→ **RECORD SET**
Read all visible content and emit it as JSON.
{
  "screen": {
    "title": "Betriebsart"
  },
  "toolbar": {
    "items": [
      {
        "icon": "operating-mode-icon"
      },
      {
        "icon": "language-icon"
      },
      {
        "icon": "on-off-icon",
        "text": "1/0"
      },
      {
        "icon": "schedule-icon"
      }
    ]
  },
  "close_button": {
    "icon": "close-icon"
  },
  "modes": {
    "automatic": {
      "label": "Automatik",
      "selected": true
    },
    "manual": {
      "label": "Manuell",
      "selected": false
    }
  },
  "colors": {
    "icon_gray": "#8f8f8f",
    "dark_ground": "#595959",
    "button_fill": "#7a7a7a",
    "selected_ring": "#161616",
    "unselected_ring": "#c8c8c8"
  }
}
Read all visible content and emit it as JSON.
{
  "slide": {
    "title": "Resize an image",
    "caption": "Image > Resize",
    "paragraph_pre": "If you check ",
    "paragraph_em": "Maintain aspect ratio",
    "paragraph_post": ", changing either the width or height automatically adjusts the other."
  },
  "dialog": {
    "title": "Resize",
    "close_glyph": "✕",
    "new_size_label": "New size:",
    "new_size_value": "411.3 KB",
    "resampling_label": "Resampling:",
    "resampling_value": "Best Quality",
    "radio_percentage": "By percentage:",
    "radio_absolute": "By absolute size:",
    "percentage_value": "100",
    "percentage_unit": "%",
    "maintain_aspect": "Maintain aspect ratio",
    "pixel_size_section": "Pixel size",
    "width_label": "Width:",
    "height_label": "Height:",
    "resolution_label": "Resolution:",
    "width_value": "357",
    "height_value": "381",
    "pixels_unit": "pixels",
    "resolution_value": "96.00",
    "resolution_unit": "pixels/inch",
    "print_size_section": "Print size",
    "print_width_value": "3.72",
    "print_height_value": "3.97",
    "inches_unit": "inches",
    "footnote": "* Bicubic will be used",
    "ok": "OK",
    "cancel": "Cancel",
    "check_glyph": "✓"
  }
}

→ **OBJECTIVE**
Select all lines in the listing that include the word "ratio".

→ **ANSWER TO THE EXERCISE**
    "paragraph_em": "Maintain aspect ratio",
    "maintain_aspect": "Maintain aspect ratio",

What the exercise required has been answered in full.